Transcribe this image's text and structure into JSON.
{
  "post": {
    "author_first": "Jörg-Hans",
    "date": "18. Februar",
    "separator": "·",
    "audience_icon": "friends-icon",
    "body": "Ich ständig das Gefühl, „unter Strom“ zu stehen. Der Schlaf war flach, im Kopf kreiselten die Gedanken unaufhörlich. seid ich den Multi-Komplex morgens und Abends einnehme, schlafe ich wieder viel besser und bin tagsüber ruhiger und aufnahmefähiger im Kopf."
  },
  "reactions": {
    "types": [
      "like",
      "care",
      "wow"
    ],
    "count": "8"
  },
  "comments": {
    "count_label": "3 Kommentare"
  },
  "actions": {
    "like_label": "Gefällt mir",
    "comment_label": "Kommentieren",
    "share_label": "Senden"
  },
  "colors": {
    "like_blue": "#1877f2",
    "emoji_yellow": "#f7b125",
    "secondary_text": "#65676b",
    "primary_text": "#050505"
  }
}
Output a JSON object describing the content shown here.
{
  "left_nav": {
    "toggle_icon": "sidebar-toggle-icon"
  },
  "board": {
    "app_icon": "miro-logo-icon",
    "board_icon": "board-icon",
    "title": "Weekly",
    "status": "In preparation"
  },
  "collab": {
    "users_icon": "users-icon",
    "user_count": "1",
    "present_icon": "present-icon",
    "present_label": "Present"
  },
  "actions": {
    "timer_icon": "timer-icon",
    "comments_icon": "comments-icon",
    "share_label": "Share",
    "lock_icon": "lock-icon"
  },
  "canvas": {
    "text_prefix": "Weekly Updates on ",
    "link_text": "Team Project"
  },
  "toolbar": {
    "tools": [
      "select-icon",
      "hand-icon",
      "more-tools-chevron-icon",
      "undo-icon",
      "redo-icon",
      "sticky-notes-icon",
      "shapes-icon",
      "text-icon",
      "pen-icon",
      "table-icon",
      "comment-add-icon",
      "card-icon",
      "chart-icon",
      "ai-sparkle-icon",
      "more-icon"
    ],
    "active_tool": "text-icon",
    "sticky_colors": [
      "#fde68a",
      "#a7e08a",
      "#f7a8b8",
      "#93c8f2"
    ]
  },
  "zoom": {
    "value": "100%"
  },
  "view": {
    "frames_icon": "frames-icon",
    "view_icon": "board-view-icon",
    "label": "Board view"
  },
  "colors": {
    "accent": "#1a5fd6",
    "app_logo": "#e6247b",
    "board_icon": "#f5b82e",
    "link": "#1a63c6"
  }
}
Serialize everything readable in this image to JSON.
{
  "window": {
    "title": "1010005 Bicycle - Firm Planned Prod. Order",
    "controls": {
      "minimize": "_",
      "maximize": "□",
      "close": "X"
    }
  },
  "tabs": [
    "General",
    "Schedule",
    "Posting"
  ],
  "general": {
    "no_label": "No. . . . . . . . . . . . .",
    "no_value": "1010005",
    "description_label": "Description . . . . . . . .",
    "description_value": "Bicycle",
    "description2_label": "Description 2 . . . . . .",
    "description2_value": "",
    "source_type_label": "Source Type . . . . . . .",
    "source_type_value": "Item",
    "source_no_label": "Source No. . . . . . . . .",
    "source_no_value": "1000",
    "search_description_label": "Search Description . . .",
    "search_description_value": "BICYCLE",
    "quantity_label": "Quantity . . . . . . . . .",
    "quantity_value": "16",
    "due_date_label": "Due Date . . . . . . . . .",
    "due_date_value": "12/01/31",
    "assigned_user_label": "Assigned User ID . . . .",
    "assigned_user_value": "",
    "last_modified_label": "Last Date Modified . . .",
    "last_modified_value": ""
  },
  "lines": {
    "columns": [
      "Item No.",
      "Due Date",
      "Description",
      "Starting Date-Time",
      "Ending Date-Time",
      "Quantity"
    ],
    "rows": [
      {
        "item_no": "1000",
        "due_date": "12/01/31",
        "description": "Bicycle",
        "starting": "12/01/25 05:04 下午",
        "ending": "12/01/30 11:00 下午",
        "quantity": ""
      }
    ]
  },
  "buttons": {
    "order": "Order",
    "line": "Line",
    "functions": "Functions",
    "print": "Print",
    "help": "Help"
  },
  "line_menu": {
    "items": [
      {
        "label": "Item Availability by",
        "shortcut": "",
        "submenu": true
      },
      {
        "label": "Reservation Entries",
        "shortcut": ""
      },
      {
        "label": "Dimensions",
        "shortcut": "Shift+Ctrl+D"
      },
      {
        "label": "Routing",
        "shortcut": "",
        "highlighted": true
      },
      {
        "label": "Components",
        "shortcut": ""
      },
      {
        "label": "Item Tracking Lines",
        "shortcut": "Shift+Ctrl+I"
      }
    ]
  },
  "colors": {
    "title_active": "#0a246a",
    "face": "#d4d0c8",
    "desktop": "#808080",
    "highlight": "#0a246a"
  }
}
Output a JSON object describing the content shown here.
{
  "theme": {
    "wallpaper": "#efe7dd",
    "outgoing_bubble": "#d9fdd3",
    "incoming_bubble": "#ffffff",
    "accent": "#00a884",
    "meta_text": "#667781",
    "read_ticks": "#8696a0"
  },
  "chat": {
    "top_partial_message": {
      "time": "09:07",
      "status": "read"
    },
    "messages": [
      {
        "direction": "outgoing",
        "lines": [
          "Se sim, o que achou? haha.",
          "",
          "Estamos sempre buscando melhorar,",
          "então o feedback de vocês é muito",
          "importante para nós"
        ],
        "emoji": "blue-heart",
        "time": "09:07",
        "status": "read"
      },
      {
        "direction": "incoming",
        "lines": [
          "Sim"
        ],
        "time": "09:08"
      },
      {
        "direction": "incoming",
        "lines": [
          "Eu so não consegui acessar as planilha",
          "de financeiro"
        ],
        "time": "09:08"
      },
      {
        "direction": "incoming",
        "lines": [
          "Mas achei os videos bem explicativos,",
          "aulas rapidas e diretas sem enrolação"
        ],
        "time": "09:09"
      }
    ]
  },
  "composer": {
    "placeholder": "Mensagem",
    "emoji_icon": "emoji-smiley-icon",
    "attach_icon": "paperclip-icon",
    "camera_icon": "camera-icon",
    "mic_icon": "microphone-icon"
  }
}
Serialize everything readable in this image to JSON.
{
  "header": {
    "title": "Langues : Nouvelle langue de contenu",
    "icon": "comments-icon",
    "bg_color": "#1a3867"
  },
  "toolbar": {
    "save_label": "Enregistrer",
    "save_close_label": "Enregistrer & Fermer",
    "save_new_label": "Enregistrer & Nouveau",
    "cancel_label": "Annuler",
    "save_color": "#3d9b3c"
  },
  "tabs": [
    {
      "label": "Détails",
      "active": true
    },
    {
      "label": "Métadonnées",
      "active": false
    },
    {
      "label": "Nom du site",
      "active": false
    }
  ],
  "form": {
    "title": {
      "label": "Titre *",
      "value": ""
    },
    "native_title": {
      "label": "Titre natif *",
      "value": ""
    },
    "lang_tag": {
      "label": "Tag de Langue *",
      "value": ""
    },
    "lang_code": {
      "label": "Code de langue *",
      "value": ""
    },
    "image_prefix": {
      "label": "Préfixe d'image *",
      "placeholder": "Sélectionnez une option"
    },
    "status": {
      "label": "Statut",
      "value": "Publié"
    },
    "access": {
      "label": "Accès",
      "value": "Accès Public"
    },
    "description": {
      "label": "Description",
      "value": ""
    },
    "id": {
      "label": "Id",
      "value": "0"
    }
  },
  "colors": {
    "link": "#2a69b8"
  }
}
+++
Go through the records and show every line with the string "comments" in it.

  "comments": {
    "comments_icon": "comments-icon",
    "icon": "comments-icon",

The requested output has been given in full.